--- Begin Provided data ---

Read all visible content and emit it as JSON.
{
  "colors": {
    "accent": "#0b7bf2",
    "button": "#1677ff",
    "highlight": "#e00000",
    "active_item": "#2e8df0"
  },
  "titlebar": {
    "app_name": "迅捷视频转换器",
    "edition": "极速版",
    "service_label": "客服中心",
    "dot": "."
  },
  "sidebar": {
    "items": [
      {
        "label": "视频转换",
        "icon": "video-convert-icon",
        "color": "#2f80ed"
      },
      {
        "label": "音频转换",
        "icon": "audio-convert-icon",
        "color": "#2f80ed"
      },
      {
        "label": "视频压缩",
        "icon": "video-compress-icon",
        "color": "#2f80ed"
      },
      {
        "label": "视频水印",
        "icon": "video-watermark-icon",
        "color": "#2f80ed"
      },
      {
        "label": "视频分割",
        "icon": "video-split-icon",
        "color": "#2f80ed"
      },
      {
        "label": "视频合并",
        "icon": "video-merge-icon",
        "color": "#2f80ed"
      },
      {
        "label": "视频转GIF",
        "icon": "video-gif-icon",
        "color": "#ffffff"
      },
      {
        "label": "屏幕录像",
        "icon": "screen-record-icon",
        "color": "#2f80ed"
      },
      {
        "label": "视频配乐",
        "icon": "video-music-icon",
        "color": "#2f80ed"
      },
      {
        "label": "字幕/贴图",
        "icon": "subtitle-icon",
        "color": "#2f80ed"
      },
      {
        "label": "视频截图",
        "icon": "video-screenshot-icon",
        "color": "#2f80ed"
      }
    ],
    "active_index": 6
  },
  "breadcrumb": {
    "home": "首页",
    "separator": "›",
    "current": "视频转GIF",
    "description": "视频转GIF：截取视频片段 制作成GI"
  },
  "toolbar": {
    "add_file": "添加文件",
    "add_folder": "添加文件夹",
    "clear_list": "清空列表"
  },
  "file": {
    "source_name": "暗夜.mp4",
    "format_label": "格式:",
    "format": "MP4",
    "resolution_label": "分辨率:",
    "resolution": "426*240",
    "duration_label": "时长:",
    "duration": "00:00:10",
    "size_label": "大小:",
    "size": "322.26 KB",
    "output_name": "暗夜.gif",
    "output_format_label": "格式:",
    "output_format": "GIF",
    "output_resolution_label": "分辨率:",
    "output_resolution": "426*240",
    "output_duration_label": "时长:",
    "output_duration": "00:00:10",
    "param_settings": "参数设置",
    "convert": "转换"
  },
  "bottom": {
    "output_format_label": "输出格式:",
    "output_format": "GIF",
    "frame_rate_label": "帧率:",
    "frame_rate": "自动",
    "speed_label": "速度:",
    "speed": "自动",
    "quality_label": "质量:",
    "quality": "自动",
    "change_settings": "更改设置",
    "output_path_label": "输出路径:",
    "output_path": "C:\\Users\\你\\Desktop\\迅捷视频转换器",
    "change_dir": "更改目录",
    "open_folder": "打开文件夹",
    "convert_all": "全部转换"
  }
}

--- End Provided data ---

Given exercise: The records above should be restated word for word, please.

Solution:
Read all visible content and emit it as JSON.
{
  "colors": {
    "accent": "#0b7bf2",
    "button": "#1677ff",
    "highlight": "#e00000",
    "active_item": "#2e8df0"
  },
  "titlebar": {
    "app_name": "迅捷视频转换器",
    "edition": "极速版",
    "service_label": "客服中心",
    "dot": "."
  },
  "sidebar": {
    "items": [
      {
        "label": "视频转换",
        "icon": "video-convert-icon",
        "color": "#2f80ed"
      },
      {
        "label": "音频转换",
        "icon": "audio-convert-icon",
        "color": "#2f80ed"
      },
      {
        "label": "视频压缩",
        "icon": "video-compress-icon",
        "color": "#2f80ed"
      },
      {
        "label": "视频水印",
        "icon": "video-watermark-icon",
        "color": "#2f80ed"
      },
      {
        "label": "视频分割",
        "icon": "video-split-icon",
        "color": "#2f80ed"
      },
      {
        "label": "视频合并",
        "icon": "video-merge-icon",
        "color": "#2f80ed"
      },
      {
        "label": "视频转GIF",
        "icon": "video-gif-icon",
        "color": "#ffffff"
      },
      {
        "label": "屏幕录像",
        "icon": "screen-record-icon",
        "color": "#2f80ed"
      },
      {
        "label": "视频配乐",
        "icon": "video-music-icon",
        "color": "#2f80ed"
      },
      {
        "label": "字幕/贴图",
        "icon": "subtitle-icon",
        "color": "#2f80ed"
      },
      {
        "label": "视频截图",
        "icon": "video-screenshot-icon",
        "color": "#2f80ed"
      }
    ],
    "active_index": 6
  },
  "breadcrumb": {
    "home": "首页",
    "separator": "›",
    "current": "视频转GIF",
    "description": "视频转GIF：截取视频片段 制作成GI"
  },
  "toolbar": {
    "add_file": "添加文件",
    "add_folder": "添加文件夹",
    "clear_list": "清空列表"
  },
  "file": {
    "source_name": "暗夜.mp4",
    "format_label": "格式:",
    "format": "MP4",
    "resolution_label": "分辨率:",
    "resolution": "426*240",
    "duration_label": "时长:",
    "duration": "00:00:10",
    "size_label": "大小:",
    "size": "322.26 KB",
    "output_name": "暗夜.gif",
    "output_format_label": "格式:",
    "output_format": "GIF",
    "output_resolution_label": "分辨率:",
    "output_resolution": "426*240",
    "output_duration_label": "时长:",
    "output_duration": "00:00:10",
    "param_settings": "参数设置",
    "convert": "转换"
  },
  "bottom": {
    "output_format_label": "输出格式:",
    "output_format": "GIF",
    "frame_rate_label": "帧率:",
    "frame_rate": "自动",
    "speed_label": "速度:",
    "speed": "自动",
    "quality_label": "质量:",
    "quality": "自动",
    "change_settings": "更改设置",
    "output_path_label": "输出路径:",
    "output_path": "C:\\Users\\你\\Desktop\\迅捷视频转换器",
    "change_dir": "更改目录",
    "open_folder": "打开文件夹",
    "convert_all": "全部转换"
  }
}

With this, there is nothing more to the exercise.